── Provided records

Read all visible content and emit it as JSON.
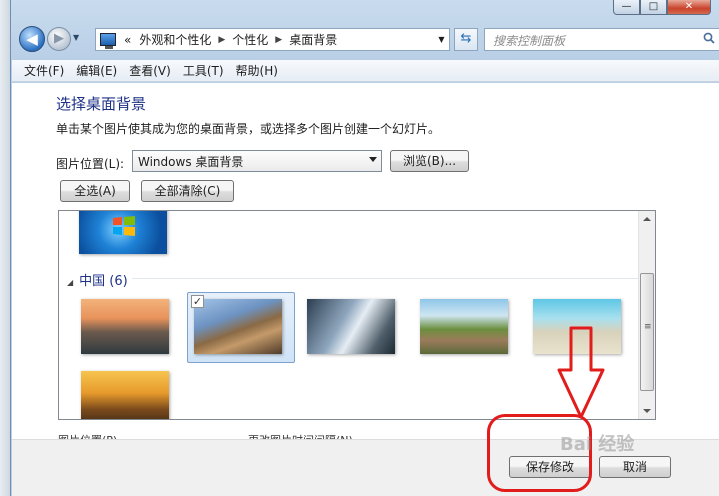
{
  "window": {
    "min_glyph": "—",
    "max_glyph": "□",
    "close_glyph": "✕"
  },
  "nav": {
    "back_glyph": "◀",
    "forward_glyph": "▶",
    "address_prefix": "«",
    "breadcrumbs": [
      "外观和个性化",
      "个性化",
      "桌面背景"
    ],
    "search_placeholder": "搜索控制面板"
  },
  "menubar": [
    "文件(F)",
    "编辑(E)",
    "查看(V)",
    "工具(T)",
    "帮助(H)"
  ],
  "page": {
    "title": "选择桌面背景",
    "description": "单击某个图片使其成为您的桌面背景，或选择多个图片创建一个幻灯片。",
    "location_label": "图片位置(L):",
    "location_value": "Windows 桌面背景",
    "browse_label": "浏览(B)...",
    "select_all_label": "全选(A)",
    "clear_all_label": "全部清除(C)"
  },
  "gallery": {
    "group_name": "中国 (6)",
    "selected_index": 1
  },
  "bottom_labels": {
    "picture_position": "图片位置(P)",
    "change_interval": "更改图片时间间隔(N)"
  },
  "footer": {
    "save_label": "保存修改",
    "cancel_label": "取消"
  },
  "watermark": "Bai 经验",
  "colors": {
    "title": "#1e3287",
    "annotation_red": "#e21b1b"
  }
}
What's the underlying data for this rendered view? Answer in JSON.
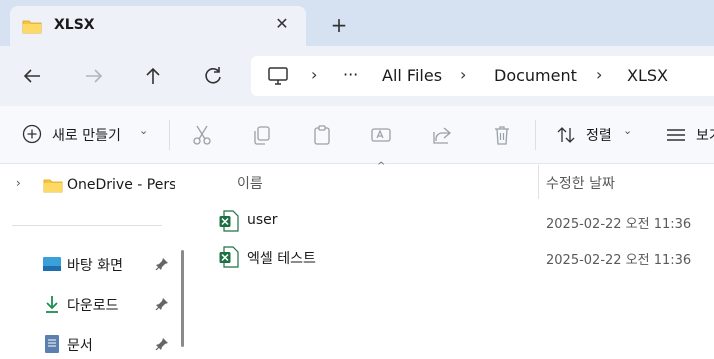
{
  "tab": {
    "title": "XLSX",
    "close_icon": "close-icon",
    "new_tab_icon": "plus-icon"
  },
  "nav": {
    "back_icon": "arrow-left-icon",
    "forward_icon": "arrow-right-icon",
    "up_icon": "arrow-up-icon",
    "refresh_icon": "refresh-icon",
    "breadcrumbs": [
      "All Files",
      "Document",
      "XLSX"
    ],
    "more": "···"
  },
  "toolbar": {
    "new_label": "새로 만들기",
    "sort_label": "정렬",
    "view_label": "보기"
  },
  "sidebar": {
    "items": [
      {
        "label": "OneDrive - Pers",
        "icon": "folder-icon"
      },
      {
        "label": "바탕 화면",
        "icon": "desktop-icon"
      },
      {
        "label": "다운로드",
        "icon": "download-icon"
      },
      {
        "label": "문서",
        "icon": "document-icon"
      }
    ]
  },
  "columns": {
    "name": "이름",
    "modified": "수정한 날짜"
  },
  "files": [
    {
      "name": "user",
      "modified": "2025-02-22 오전 11:36",
      "icon": "excel-icon"
    },
    {
      "name": "엑셀 테스트",
      "modified": "2025-02-22 오전 11:36",
      "icon": "excel-icon"
    }
  ],
  "colors": {
    "titlebar": "#d6e2f1",
    "nav": "#eef2f8",
    "excel": "#1d7044",
    "folder": "#f5c542"
  }
}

────

Print the complete listing exactly as it stands, without its pictures.

### [Completed exercise]
Read all visible content and emit it as JSON.
{
  "window": {
    "min_glyph": "—",
    "max_glyph": "□",
    "close_glyph": "✕"
  },
  "nav": {
    "back_glyph": "◀",
    "forward_glyph": "▶",
    "address_prefix": "«",
    "breadcrumbs": [
      "外观和个性化",
      "个性化",
      "桌面背景"
    ],
    "search_placeholder": "搜索控制面板"
  },
  "menubar": [
    "文件(F)",
    "编辑(E)",
    "查看(V)",
    "工具(T)",
    "帮助(H)"
  ],
  "page": {
    "title": "选择桌面背景",
    "description": "单击某个图片使其成为您的桌面背景，或选择多个图片创建一个幻灯片。",
    "location_label": "图片位置(L):",
    "location_value": "Windows 桌面背景",
    "browse_label": "浏览(B)...",
    "select_all_label": "全选(A)",
    "clear_all_label": "全部清除(C)"
  },
  "gallery": {
    "group_name": "中国 (6)",
    "selected_index": 1
  },
  "bottom_labels": {
    "picture_position": "图片位置(P)",
    "change_interval": "更改图片时间间隔(N)"
  },
  "footer": {
    "save_label": "保存修改",
    "cancel_label": "取消"
  },
  "watermark": "Bai 经验",
  "colors": {
    "title": "#1e3287",
    "annotation_red": "#e21b1b"
  }
}
What's the underlying data for this rendered view? Answer in JSON.
{
  "tab": {
    "title": "XLSX",
    "close_icon": "close-icon",
    "new_tab_icon": "plus-icon"
  },
  "nav": {
    "back_icon": "arrow-left-icon",
    "forward_icon": "arrow-right-icon",
    "up_icon": "arrow-up-icon",
    "refresh_icon": "refresh-icon",
    "breadcrumbs": [
      "All Files",
      "Document",
      "XLSX"
    ],
    "more": "···"
  },
  "toolbar": {
    "new_label": "새로 만들기",
    "sort_label": "정렬",
    "view_label": "보기"
  },
  "sidebar": {
    "items": [
      {
        "label": "OneDrive - Pers",
        "icon": "folder-icon"
      },
      {
        "label": "바탕 화면",
        "icon": "desktop-icon"
      },
      {
        "label": "다운로드",
        "icon": "download-icon"
      },
      {
        "label": "문서",
        "icon": "document-icon"
      }
    ]
  },
  "columns": {
    "name": "이름",
    "modified": "수정한 날짜"
  },
  "files": [
    {
      "name": "user",
      "modified": "2025-02-22 오전 11:36",
      "icon": "excel-icon"
    },
    {
      "name": "엑셀 테스트",
      "modified": "2025-02-22 오전 11:36",
      "icon": "excel-icon"
    }
  ],
  "colors": {
    "titlebar": "#d6e2f1",
    "nav": "#eef2f8",
    "excel": "#1d7044",
    "folder": "#f5c542"
  }
}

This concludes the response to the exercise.